* [WHAT IS EXPECTED]
Records follow. Copy every line with "color".

[Some records]
.....
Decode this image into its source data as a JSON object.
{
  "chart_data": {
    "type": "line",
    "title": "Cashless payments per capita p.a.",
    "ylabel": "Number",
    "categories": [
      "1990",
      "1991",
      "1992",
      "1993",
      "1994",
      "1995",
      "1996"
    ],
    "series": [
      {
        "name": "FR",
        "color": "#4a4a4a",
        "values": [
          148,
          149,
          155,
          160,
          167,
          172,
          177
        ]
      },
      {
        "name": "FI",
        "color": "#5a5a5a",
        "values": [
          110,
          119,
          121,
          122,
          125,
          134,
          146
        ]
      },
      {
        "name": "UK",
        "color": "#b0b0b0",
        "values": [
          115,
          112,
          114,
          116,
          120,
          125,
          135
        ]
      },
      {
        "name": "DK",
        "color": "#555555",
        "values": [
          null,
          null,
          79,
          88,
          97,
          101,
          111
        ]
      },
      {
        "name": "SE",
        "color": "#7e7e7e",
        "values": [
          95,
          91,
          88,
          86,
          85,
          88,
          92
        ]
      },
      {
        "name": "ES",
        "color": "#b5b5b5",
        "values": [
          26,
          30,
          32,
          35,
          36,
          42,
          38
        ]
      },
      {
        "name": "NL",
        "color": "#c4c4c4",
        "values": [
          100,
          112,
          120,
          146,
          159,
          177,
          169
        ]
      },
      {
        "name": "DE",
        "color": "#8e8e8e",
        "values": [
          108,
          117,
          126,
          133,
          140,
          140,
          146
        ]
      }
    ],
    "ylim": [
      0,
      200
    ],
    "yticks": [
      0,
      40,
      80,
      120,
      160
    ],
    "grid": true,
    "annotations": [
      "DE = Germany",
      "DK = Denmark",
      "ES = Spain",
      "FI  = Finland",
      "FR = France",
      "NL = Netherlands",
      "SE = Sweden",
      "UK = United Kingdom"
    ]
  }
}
.....
* [EXERCISE RESPONSE]
        "color": "#4a4a4a",
        "color": "#5a5a5a",
        "color": "#b0b0b0",
        "color": "#555555",
        "color": "#7e7e7e",
        "color": "#b5b5b5",
        "color": "#c4c4c4",
        "color": "#8e8e8e",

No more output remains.